> **Task description**: Retype each line of the material exactly, please, skipping any picture in it.

:: Data extract ::

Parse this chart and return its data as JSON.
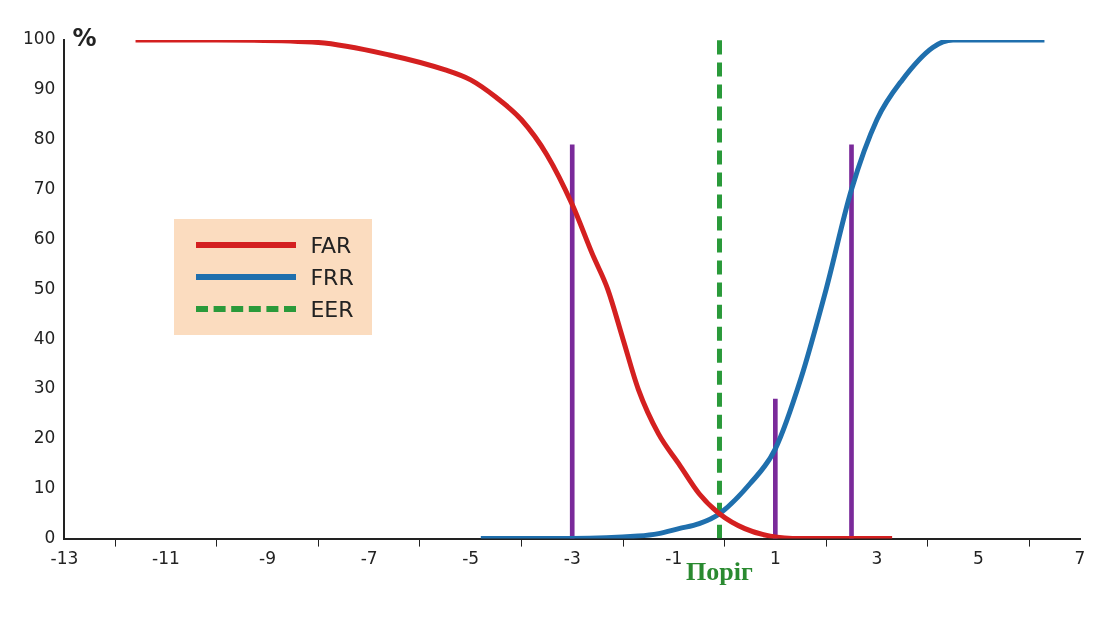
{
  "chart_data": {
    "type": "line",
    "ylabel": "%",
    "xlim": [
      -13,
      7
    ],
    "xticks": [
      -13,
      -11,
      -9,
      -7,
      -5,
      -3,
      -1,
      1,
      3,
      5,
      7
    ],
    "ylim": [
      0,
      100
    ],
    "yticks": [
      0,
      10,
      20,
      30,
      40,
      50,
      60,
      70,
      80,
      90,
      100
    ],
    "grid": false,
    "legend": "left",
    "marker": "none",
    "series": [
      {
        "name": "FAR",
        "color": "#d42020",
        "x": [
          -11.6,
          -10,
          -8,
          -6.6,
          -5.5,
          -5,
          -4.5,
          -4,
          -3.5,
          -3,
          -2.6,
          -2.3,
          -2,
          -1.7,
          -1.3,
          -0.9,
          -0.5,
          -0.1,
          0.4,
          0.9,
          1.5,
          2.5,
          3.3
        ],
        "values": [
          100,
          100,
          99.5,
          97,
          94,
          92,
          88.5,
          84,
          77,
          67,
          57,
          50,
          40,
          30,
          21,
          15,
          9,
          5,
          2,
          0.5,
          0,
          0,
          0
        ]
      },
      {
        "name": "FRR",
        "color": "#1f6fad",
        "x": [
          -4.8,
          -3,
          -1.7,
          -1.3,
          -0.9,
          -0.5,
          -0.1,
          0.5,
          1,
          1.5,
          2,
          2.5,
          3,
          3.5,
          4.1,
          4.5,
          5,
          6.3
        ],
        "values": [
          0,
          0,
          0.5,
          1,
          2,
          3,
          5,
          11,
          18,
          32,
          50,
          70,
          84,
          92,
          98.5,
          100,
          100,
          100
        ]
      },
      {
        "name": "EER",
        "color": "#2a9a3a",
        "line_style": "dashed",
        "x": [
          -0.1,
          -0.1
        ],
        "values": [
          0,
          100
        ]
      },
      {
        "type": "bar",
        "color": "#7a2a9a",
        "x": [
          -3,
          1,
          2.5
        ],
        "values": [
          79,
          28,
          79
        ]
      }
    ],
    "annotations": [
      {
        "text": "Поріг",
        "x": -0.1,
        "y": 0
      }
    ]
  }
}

:::

> **Task response**:
Parse this chart and return its data as JSON.
{
  "chart_data": {
    "type": "line",
    "ylabel": "%",
    "xlim": [
      -13,
      7
    ],
    "xticks": [
      -13,
      -11,
      -9,
      -7,
      -5,
      -3,
      -1,
      1,
      3,
      5,
      7
    ],
    "ylim": [
      0,
      100
    ],
    "yticks": [
      0,
      10,
      20,
      30,
      40,
      50,
      60,
      70,
      80,
      90,
      100
    ],
    "grid": false,
    "legend": "left",
    "marker": "none",
    "series": [
      {
        "name": "FAR",
        "color": "#d42020",
        "x": [
          -11.6,
          -10,
          -8,
          -6.6,
          -5.5,
          -5,
          -4.5,
          -4,
          -3.5,
          -3,
          -2.6,
          -2.3,
          -2,
          -1.7,
          -1.3,
          -0.9,
          -0.5,
          -0.1,
          0.4,
          0.9,
          1.5,
          2.5,
          3.3
        ],
        "values": [
          100,
          100,
          99.5,
          97,
          94,
          92,
          88.5,
          84,
          77,
          67,
          57,
          50,
          40,
          30,
          21,
          15,
          9,
          5,
          2,
          0.5,
          0,
          0,
          0
        ]
      },
      {
        "name": "FRR",
        "color": "#1f6fad",
        "x": [
          -4.8,
          -3,
          -1.7,
          -1.3,
          -0.9,
          -0.5,
          -0.1,
          0.5,
          1,
          1.5,
          2,
          2.5,
          3,
          3.5,
          4.1,
          4.5,
          5,
          6.3
        ],
        "values": [
          0,
          0,
          0.5,
          1,
          2,
          3,
          5,
          11,
          18,
          32,
          50,
          70,
          84,
          92,
          98.5,
          100,
          100,
          100
        ]
      },
      {
        "name": "EER",
        "color": "#2a9a3a",
        "line_style": "dashed",
        "x": [
          -0.1,
          -0.1
        ],
        "values": [
          0,
          100
        ]
      },
      {
        "type": "bar",
        "color": "#7a2a9a",
        "x": [
          -3,
          1,
          2.5
        ],
        "values": [
          79,
          28,
          79
        ]
      }
    ],
    "annotations": [
      {
        "text": "Поріг",
        "x": -0.1,
        "y": 0
      }
    ]
  }
}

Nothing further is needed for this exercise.